Records excerpted from a collection:
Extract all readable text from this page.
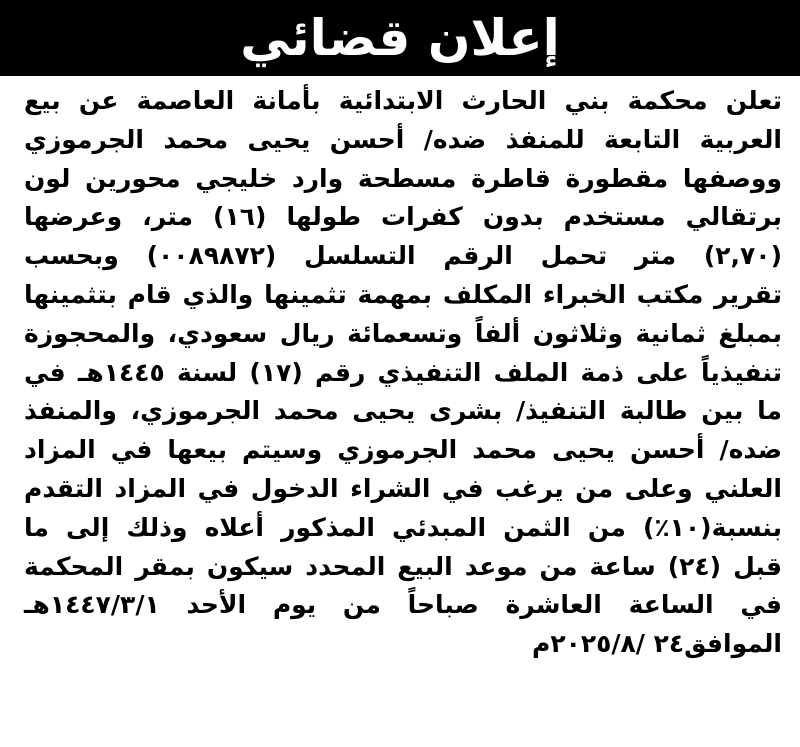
إعلان قضائي
تعلن محكمة بني الحارث الابتدائية بأمانة العاصمة عن بيع
العربية التابعة للمنفذ ضده/ أحسن يحيى محمد الجرموزي
ووصفها مقطورة قاطرة مسطحة وارد خليجي محورين لون
برتقالي مستخدم بدون كفرات طولها (١٦) متر، وعرضها
(٢,٧٠) متر تحمل الرقم التسلسل (٠٠٨٩٨٧٢) وبحسب
تقرير مكتب الخبراء المكلف بمهمة تثمينها والذي قام بتثمينها
بمبلغ ثمانية وثلاثون ألفاً وتسعمائة ريال سعودي، والمحجوزة
تنفيذياً على ذمة الملف التنفيذي رقم (١٧) لسنة ١٤٤٥هـ في
ما بين طالبة التنفيذ/ بشرى يحيى محمد الجرموزي، والمنفذ
ضده/ أحسن يحيى محمد الجرموزي وسيتم بيعها في المزاد
العلني وعلى من يرغب في الشراء الدخول في المزاد التقدم
بنسبة(١٠٪) من الثمن المبدئي المذكور أعلاه وذلك إلى ما
قبل (٢٤) ساعة من موعد البيع المحدد سيكون بمقر المحكمة
في الساعة العاشرة صباحاً من يوم الأحد ١٤٤٧/٣/١هـ
الموافق٢٤ /٢٠٢٥/٨م
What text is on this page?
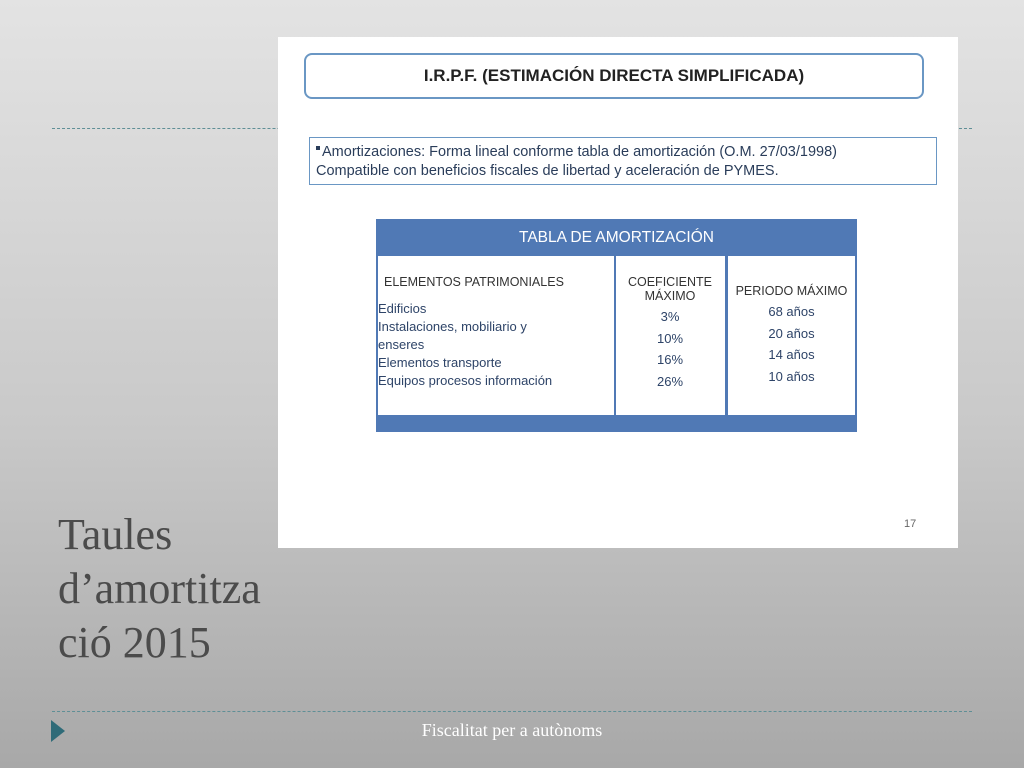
I.R.P.F. (ESTIMACIÓN DIRECTA SIMPLIFICADA)
Amortizaciones: Forma lineal conforme tabla de amortización (O.M. 27/03/1998)
Compatible con beneficios fiscales de libertad y aceleración de PYMES.
TABLA DE AMORTIZACIÓN
ELEMENTOS PATRIMONIALES
Edificios
Instalaciones, mobiliario y
enseres
Elementos transporte
Equipos procesos información
COEFICIENTE
MÁXIMO
3%
10%
16%
26%
PERIODO MÁXIMO
68 años
20 años
14 años
10 años
17
Taules
d’amortitza
ció 2015
Fiscalitat per a autònoms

- [Requirements] Print the records word for word and exclude any picture they hold.

- [Completed exercise]
Extract all readable text from this page.
إعلان قضائي
تعلن محكمة بني الحارث الابتدائية بأمانة العاصمة عن بيع
العربية التابعة للمنفذ ضده/ أحسن يحيى محمد الجرموزي
ووصفها مقطورة قاطرة مسطحة وارد خليجي محورين لون
برتقالي مستخدم بدون كفرات طولها (١٦) متر، وعرضها
(٢,٧٠) متر تحمل الرقم التسلسل (٠٠٨٩٨٧٢) وبحسب
تقرير مكتب الخبراء المكلف بمهمة تثمينها والذي قام بتثمينها
بمبلغ ثمانية وثلاثون ألفاً وتسعمائة ريال سعودي، والمحجوزة
تنفيذياً على ذمة الملف التنفيذي رقم (١٧) لسنة ١٤٤٥هـ في
ما بين طالبة التنفيذ/ بشرى يحيى محمد الجرموزي، والمنفذ
ضده/ أحسن يحيى محمد الجرموزي وسيتم بيعها في المزاد
العلني وعلى من يرغب في الشراء الدخول في المزاد التقدم
بنسبة(١٠٪) من الثمن المبدئي المذكور أعلاه وذلك إلى ما
قبل (٢٤) ساعة من موعد البيع المحدد سيكون بمقر المحكمة
في الساعة العاشرة صباحاً من يوم الأحد ١٤٤٧/٣/١هـ
الموافق٢٤ /٢٠٢٥/٨م
What text is on this page?
I.R.P.F. (ESTIMACIÓN DIRECTA SIMPLIFICADA)
Amortizaciones: Forma lineal conforme tabla de amortización (O.M. 27/03/1998)
Compatible con beneficios fiscales de libertad y aceleración de PYMES.
TABLA DE AMORTIZACIÓN
ELEMENTOS PATRIMONIALES
Edificios
Instalaciones, mobiliario y
enseres
Elementos transporte
Equipos procesos información
COEFICIENTE
MÁXIMO
3%
10%
16%
26%
PERIODO MÁXIMO
68 años
20 años
14 años
10 años
17
Taules
d’amortitza
ció 2015
Fiscalitat per a autònoms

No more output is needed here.